>> start Task material
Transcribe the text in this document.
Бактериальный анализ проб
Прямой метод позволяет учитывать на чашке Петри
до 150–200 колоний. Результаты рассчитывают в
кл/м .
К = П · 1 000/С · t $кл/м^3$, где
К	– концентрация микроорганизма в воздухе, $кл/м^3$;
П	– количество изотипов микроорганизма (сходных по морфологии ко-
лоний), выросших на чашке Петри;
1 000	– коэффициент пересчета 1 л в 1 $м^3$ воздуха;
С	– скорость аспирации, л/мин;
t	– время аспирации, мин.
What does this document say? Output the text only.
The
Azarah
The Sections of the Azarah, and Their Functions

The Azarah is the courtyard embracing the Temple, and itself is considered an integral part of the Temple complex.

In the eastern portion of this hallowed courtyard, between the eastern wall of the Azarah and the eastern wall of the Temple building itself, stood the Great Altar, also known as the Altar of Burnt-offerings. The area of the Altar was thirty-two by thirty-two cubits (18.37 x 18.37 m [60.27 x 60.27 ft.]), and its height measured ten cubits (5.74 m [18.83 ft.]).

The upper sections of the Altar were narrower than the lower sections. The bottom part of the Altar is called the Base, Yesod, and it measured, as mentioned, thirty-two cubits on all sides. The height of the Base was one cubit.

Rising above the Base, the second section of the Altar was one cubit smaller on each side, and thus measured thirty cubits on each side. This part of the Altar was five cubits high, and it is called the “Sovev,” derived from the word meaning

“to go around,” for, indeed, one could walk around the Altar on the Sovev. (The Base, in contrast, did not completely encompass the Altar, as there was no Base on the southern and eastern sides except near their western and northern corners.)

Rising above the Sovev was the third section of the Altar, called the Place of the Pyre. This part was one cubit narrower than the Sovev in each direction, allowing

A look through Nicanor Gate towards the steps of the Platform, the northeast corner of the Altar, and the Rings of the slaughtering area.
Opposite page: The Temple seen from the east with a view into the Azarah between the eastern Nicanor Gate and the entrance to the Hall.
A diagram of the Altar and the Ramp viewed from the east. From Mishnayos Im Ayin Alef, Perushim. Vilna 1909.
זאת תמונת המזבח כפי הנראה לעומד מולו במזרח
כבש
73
>> end Task material
*Exercise prompt:*
Of the lines in this listing, how many contain "микроорганизма"? Reply with the number and nothing more.

*Response to the exercise:*
2